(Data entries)
┌────────

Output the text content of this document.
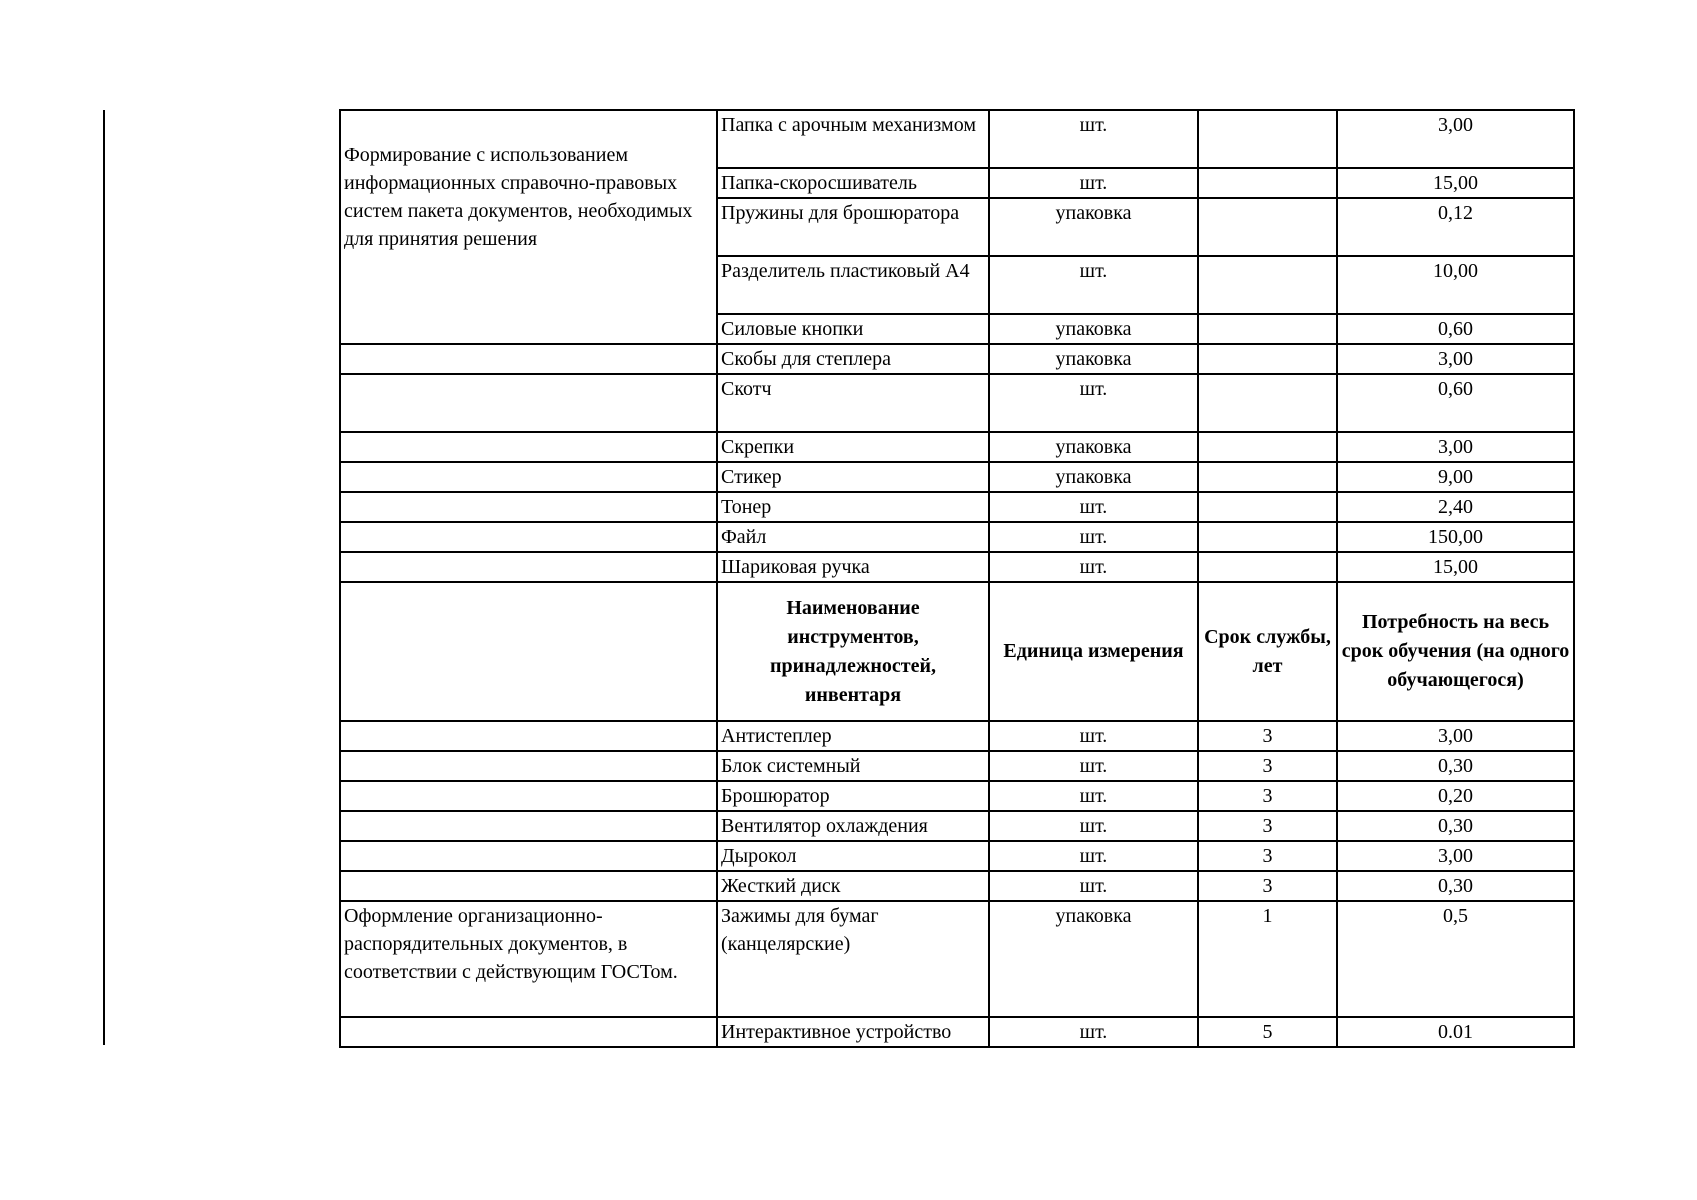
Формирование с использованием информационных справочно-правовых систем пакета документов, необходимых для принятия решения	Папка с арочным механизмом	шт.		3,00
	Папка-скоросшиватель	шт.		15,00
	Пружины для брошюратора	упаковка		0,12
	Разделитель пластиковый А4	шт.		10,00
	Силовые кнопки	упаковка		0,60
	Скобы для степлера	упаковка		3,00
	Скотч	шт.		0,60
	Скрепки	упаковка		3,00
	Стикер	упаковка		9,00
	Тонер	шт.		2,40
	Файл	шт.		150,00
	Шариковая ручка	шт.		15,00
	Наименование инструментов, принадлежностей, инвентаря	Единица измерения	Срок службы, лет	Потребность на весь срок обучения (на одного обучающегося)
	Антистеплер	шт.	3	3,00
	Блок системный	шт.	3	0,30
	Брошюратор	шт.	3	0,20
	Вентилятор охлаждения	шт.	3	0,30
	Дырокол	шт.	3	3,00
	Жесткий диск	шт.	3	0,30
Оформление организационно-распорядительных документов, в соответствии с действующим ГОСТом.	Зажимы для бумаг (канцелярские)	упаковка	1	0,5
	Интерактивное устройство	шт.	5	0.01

└────────

**Exercise**
Copy every entry exactly as written. Pictures are excluded.

**Task answer**
Output the text content of this document.
Формирование с использованием информационных справочно-правовых систем пакета документов, необходимых для принятия решения	Папка с арочным механизмом	шт.		3,00
	Папка-скоросшиватель	шт.		15,00
	Пружины для брошюратора	упаковка		0,12
	Разделитель пластиковый А4	шт.		10,00
	Силовые кнопки	упаковка		0,60
	Скобы для степлера	упаковка		3,00
	Скотч	шт.		0,60
	Скрепки	упаковка		3,00
	Стикер	упаковка		9,00
	Тонер	шт.		2,40
	Файл	шт.		150,00
	Шариковая ручка	шт.		15,00
	Наименование инструментов, принадлежностей, инвентаря	Единица измерения	Срок службы, лет	Потребность на весь срок обучения (на одного обучающегося)
	Антистеплер	шт.	3	3,00
	Блок системный	шт.	3	0,30
	Брошюратор	шт.	3	0,20
	Вентилятор охлаждения	шт.	3	0,30
	Дырокол	шт.	3	3,00
	Жесткий диск	шт.	3	0,30
Оформление организационно-распорядительных документов, в соответствии с действующим ГОСТом.	Зажимы для бумаг (канцелярские)	упаковка	1	0,5
	Интерактивное устройство	шт.	5	0.01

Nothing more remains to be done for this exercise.